## START DATASET RECORDS

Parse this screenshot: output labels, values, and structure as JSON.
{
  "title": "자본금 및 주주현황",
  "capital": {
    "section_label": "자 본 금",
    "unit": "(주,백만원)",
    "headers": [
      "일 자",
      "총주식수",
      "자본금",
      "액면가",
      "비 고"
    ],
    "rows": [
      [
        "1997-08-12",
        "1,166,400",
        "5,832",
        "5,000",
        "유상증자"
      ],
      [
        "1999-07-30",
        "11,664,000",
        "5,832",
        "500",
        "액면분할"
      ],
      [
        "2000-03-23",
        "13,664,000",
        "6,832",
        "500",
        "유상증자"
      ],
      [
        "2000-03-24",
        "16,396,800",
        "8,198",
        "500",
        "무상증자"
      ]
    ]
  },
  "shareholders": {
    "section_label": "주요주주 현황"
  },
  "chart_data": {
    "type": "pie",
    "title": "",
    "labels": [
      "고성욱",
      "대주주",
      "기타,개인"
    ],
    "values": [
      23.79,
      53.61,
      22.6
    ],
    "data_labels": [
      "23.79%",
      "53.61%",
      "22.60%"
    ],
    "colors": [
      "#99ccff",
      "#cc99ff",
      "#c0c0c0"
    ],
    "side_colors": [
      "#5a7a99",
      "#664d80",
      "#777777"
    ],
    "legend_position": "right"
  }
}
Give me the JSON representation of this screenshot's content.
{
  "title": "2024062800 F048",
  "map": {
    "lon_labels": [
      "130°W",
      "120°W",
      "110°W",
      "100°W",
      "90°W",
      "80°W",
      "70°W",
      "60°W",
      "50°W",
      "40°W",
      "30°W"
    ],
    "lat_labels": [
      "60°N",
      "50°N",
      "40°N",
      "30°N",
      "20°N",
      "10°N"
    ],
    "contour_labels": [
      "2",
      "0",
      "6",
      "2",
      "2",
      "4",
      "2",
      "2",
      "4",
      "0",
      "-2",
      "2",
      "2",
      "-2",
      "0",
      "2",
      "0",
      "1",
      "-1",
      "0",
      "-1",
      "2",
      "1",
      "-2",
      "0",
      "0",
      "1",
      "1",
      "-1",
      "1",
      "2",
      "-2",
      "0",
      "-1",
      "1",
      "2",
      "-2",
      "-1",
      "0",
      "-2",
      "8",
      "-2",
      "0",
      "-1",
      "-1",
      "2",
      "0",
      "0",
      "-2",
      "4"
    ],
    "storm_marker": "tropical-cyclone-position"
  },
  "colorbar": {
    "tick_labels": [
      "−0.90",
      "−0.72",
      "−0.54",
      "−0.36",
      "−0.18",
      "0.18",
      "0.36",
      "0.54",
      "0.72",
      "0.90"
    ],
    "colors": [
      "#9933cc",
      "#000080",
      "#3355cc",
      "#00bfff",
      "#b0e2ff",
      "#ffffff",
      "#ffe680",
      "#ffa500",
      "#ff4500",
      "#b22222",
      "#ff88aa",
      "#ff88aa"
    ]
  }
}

## END DATASET RECORDS

#### GIVEN INSTRUCTION:
Copy every line of the records word for word.

#### OUTPUT:
Parse this screenshot: output labels, values, and structure as JSON.
{
  "title": "자본금 및 주주현황",
  "capital": {
    "section_label": "자 본 금",
    "unit": "(주,백만원)",
    "headers": [
      "일 자",
      "총주식수",
      "자본금",
      "액면가",
      "비 고"
    ],
    "rows": [
      [
        "1997-08-12",
        "1,166,400",
        "5,832",
        "5,000",
        "유상증자"
      ],
      [
        "1999-07-30",
        "11,664,000",
        "5,832",
        "500",
        "액면분할"
      ],
      [
        "2000-03-23",
        "13,664,000",
        "6,832",
        "500",
        "유상증자"
      ],
      [
        "2000-03-24",
        "16,396,800",
        "8,198",
        "500",
        "무상증자"
      ]
    ]
  },
  "shareholders": {
    "section_label": "주요주주 현황"
  },
  "chart_data": {
    "type": "pie",
    "title": "",
    "labels": [
      "고성욱",
      "대주주",
      "기타,개인"
    ],
    "values": [
      23.79,
      53.61,
      22.6
    ],
    "data_labels": [
      "23.79%",
      "53.61%",
      "22.60%"
    ],
    "colors": [
      "#99ccff",
      "#cc99ff",
      "#c0c0c0"
    ],
    "side_colors": [
      "#5a7a99",
      "#664d80",
      "#777777"
    ],
    "legend_position": "right"
  }
}
Give me the JSON representation of this screenshot's content.
{
  "title": "2024062800 F048",
  "map": {
    "lon_labels": [
      "130°W",
      "120°W",
      "110°W",
      "100°W",
      "90°W",
      "80°W",
      "70°W",
      "60°W",
      "50°W",
      "40°W",
      "30°W"
    ],
    "lat_labels": [
      "60°N",
      "50°N",
      "40°N",
      "30°N",
      "20°N",
      "10°N"
    ],
    "contour_labels": [
      "2",
      "0",
      "6",
      "2",
      "2",
      "4",
      "2",
      "2",
      "4",
      "0",
      "-2",
      "2",
      "2",
      "-2",
      "0",
      "2",
      "0",
      "1",
      "-1",
      "0",
      "-1",
      "2",
      "1",
      "-2",
      "0",
      "0",
      "1",
      "1",
      "-1",
      "1",
      "2",
      "-2",
      "0",
      "-1",
      "1",
      "2",
      "-2",
      "-1",
      "0",
      "-2",
      "8",
      "-2",
      "0",
      "-1",
      "-1",
      "2",
      "0",
      "0",
      "-2",
      "4"
    ],
    "storm_marker": "tropical-cyclone-position"
  },
  "colorbar": {
    "tick_labels": [
      "−0.90",
      "−0.72",
      "−0.54",
      "−0.36",
      "−0.18",
      "0.18",
      "0.36",
      "0.54",
      "0.72",
      "0.90"
    ],
    "colors": [
      "#9933cc",
      "#000080",
      "#3355cc",
      "#00bfff",
      "#b0e2ff",
      "#ffffff",
      "#ffe680",
      "#ffa500",
      "#ff4500",
      "#b22222",
      "#ff88aa",
      "#ff88aa"
    ]
  }
}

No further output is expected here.